● Goal of the exercise: Gather up every line from the entries below that uses the word "this".

Stored items from a collection

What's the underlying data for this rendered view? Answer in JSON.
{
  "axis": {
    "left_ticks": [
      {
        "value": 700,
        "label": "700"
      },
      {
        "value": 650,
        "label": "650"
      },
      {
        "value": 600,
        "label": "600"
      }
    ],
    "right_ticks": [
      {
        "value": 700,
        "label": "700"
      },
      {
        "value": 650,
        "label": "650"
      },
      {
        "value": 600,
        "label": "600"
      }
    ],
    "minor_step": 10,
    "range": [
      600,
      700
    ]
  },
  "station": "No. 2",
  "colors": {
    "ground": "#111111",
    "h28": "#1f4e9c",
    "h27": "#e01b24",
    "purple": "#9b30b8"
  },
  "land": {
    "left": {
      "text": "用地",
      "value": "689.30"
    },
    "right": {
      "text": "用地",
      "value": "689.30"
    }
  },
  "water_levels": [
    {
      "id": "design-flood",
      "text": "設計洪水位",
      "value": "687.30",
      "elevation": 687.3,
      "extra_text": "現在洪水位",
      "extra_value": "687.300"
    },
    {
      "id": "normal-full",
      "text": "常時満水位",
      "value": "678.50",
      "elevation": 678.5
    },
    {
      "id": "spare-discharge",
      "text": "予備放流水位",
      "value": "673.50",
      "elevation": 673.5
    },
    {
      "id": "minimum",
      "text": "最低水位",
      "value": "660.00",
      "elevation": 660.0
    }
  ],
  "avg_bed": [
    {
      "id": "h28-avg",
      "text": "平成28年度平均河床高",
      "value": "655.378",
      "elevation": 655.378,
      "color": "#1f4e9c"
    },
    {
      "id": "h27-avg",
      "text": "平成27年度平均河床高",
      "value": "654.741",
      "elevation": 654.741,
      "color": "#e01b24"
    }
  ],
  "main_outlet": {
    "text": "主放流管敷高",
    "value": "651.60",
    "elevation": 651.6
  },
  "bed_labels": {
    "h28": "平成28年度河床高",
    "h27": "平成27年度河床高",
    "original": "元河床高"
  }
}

==

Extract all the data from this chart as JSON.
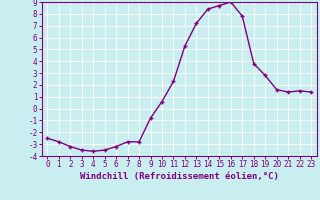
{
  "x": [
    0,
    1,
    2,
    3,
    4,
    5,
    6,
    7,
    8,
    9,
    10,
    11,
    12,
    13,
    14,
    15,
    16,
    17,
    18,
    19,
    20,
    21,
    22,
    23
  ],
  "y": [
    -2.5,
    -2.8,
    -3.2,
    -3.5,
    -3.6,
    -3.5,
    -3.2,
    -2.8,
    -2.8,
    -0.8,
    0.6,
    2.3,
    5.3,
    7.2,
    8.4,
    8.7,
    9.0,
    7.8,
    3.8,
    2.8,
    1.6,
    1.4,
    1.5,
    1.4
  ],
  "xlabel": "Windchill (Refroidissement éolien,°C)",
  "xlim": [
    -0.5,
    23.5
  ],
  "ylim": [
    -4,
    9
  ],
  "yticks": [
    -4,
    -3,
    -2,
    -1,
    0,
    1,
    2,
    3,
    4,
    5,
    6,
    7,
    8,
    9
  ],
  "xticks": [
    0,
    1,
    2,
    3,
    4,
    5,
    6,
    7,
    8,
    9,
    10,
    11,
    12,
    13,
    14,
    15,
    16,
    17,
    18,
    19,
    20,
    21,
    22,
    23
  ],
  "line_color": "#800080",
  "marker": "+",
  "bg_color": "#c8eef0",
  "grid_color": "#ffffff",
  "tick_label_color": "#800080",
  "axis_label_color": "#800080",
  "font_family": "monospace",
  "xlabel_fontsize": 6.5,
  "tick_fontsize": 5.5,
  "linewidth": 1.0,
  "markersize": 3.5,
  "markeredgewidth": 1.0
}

--

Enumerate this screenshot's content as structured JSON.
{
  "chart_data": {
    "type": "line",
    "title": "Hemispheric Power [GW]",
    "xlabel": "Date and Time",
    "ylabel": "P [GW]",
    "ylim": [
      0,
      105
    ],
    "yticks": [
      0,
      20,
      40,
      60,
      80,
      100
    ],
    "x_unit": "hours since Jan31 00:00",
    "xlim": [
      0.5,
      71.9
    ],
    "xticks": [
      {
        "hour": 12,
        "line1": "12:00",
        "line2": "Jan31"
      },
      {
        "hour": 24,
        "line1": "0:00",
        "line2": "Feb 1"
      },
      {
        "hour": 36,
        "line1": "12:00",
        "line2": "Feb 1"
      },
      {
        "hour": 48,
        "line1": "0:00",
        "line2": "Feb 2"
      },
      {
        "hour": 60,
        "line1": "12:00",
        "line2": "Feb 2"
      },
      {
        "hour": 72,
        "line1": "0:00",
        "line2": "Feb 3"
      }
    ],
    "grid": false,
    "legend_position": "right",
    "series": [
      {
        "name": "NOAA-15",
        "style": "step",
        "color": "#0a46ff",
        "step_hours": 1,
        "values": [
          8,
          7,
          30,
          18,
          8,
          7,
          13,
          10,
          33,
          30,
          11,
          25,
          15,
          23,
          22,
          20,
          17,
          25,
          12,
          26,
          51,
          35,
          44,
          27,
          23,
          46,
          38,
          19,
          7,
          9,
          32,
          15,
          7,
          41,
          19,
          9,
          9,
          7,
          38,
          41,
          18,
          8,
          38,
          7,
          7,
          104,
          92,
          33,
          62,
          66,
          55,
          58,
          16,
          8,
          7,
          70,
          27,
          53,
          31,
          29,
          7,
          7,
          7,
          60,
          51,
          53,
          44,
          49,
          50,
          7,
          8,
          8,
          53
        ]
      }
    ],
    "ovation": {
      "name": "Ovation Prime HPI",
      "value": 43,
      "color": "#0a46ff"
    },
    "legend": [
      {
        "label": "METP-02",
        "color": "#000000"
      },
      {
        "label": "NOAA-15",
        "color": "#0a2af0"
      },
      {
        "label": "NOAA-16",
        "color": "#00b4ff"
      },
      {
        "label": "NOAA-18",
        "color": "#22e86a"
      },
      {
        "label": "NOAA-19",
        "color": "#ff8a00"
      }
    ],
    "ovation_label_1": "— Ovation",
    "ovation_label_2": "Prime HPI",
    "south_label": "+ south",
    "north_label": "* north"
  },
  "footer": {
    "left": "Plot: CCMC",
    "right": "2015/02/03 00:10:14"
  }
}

● Exercise answer:
What's the underlying data for this rendered view? Answer in JSON.
Extract all the data from this chart as JSON.
Enumerate this screenshot's content as structured JSON.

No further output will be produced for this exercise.